» **Provided records**

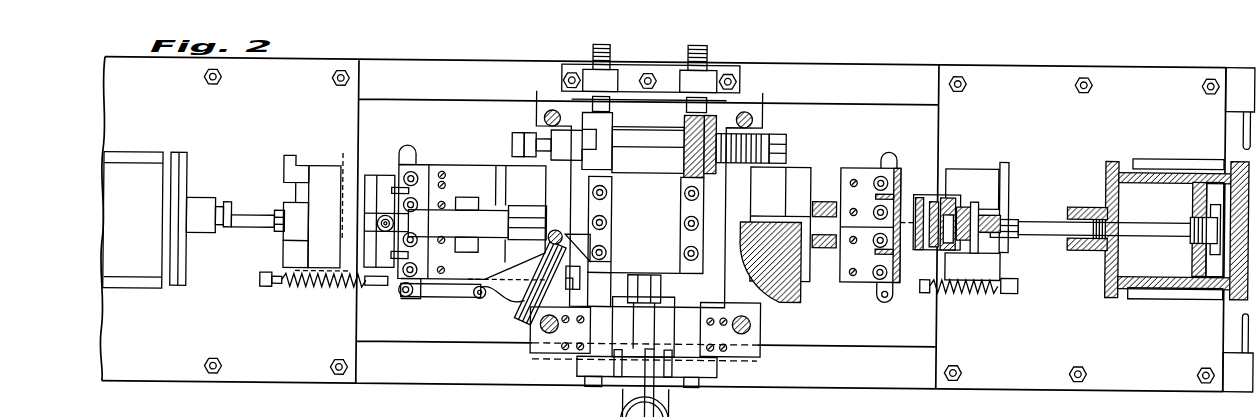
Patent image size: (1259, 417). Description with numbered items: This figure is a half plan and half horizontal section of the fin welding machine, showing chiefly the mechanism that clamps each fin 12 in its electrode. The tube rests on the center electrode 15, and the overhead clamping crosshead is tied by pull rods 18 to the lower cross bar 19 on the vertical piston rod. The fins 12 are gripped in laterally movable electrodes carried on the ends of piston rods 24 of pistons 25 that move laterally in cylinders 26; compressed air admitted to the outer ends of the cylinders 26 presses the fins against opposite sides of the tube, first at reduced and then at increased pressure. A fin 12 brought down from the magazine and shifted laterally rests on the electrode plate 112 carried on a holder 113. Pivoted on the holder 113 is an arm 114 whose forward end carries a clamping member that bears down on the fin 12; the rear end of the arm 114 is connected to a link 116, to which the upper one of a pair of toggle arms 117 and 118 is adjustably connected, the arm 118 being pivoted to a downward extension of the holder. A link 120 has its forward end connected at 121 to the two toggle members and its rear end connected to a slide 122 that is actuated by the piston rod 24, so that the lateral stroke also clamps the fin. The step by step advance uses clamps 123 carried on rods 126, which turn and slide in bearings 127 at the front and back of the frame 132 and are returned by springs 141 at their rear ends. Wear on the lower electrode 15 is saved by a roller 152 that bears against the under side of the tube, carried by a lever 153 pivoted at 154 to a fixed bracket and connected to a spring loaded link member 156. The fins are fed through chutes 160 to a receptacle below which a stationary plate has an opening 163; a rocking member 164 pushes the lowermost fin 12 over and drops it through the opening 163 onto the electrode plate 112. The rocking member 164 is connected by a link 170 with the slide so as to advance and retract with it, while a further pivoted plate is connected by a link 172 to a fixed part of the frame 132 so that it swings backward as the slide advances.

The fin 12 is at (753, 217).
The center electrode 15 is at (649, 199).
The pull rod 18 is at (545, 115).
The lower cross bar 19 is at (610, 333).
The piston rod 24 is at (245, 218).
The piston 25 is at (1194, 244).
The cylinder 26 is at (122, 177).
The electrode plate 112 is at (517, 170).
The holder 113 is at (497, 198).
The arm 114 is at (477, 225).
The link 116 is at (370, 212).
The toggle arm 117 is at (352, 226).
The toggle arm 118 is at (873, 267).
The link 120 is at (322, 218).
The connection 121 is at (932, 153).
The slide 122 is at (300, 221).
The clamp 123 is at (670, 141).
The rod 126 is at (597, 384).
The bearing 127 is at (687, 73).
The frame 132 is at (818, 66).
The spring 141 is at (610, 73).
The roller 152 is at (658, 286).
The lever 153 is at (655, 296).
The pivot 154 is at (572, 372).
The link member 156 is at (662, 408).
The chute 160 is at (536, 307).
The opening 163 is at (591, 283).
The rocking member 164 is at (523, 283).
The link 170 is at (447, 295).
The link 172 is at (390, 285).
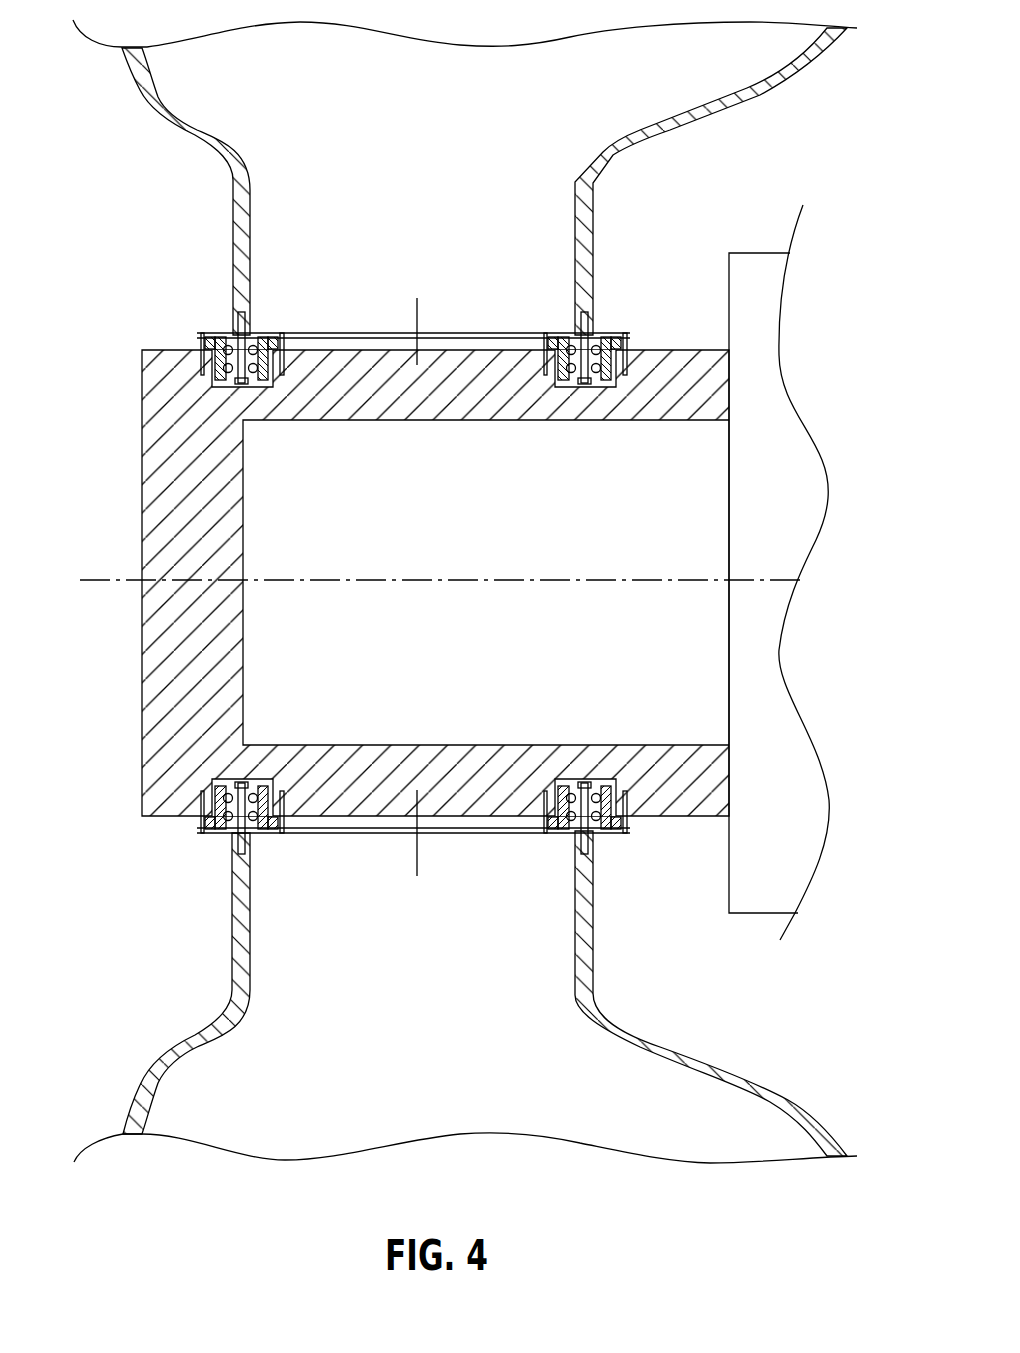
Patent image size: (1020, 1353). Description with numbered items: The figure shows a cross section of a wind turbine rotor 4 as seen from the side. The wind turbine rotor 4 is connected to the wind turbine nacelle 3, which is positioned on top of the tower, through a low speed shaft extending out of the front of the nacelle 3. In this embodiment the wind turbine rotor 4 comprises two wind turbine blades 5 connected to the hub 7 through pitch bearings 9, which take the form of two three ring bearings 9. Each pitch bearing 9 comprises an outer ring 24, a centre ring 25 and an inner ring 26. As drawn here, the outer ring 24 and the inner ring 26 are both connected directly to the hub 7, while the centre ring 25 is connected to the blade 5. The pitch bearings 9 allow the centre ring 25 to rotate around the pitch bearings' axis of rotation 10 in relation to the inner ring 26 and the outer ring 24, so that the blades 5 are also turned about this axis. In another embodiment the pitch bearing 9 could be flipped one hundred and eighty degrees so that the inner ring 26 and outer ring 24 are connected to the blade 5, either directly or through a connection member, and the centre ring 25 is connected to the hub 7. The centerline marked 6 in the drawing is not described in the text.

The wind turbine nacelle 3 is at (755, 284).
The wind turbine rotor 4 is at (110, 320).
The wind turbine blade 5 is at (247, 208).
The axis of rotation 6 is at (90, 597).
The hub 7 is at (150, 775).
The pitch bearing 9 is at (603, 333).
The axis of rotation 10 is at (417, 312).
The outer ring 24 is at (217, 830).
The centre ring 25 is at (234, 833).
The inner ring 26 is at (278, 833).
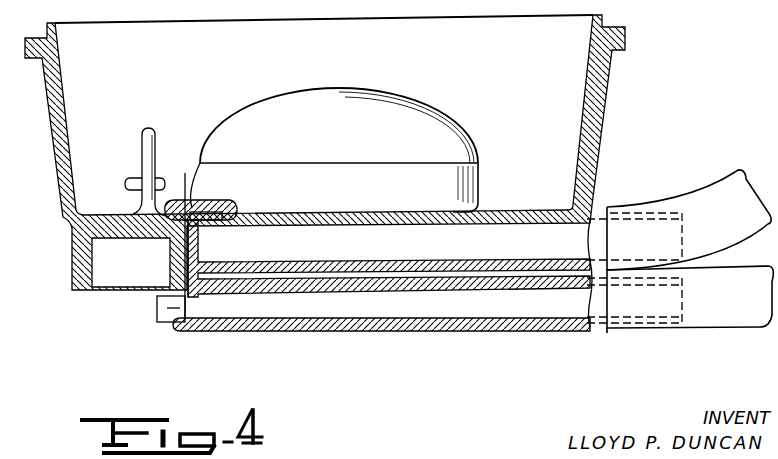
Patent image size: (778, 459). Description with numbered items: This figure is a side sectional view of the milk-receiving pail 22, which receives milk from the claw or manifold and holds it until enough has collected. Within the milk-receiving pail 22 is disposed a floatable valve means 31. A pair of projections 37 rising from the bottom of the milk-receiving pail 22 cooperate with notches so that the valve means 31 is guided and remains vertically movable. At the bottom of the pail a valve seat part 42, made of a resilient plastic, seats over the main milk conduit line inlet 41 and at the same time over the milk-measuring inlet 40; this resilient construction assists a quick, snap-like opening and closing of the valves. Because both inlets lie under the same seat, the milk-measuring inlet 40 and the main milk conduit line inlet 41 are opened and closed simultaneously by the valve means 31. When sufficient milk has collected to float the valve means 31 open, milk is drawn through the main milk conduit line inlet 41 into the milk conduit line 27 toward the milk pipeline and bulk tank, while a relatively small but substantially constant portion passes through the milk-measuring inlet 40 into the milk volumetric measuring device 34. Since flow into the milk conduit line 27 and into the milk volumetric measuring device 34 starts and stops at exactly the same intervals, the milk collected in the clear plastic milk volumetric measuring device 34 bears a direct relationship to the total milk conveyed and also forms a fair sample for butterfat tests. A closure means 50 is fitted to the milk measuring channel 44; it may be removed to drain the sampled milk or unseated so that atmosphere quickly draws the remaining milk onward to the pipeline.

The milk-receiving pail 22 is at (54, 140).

» **Exercise aim**
Return everything from the line containing "Patent image size: (1020, 1353)." down to the line containing "The axis of rotation 6 is at (90, 597).", copied exactly, with both of those lines included.

» **The response**
Patent image size: (1020, 1353). Description with numbered items: The figure shows a cross section of a wind turbine rotor 4 as seen from the side. The wind turbine rotor 4 is connected to the wind turbine nacelle 3, which is positioned on top of the tower, through a low speed shaft extending out of the front of the nacelle 3. In this embodiment the wind turbine rotor 4 comprises two wind turbine blades 5 connected to the hub 7 through pitch bearings 9, which take the form of two three ring bearings 9. Each pitch bearing 9 comprises an outer ring 24, a centre ring 25 and an inner ring 26. As drawn here, the outer ring 24 and the inner ring 26 are both connected directly to the hub 7, while the centre ring 25 is connected to the blade 5. The pitch bearings 9 allow the centre ring 25 to rotate around the pitch bearings' axis of rotation 10 in relation to the inner ring 26 and the outer ring 24, so that the blades 5 are also turned about this axis. In another embodiment the pitch bearing 9 could be flipped one hundred and eighty degrees so that the inner ring 26 and outer ring 24 are connected to the blade 5, either directly or through a connection member, and the centre ring 25 is connected to the hub 7. The centerline marked 6 in the drawing is not described in the text.

The wind turbine nacelle 3 is at (755, 284).
The wind turbine rotor 4 is at (110, 320).
The wind turbine blade 5 is at (247, 208).
The axis of rotation 6 is at (90, 597).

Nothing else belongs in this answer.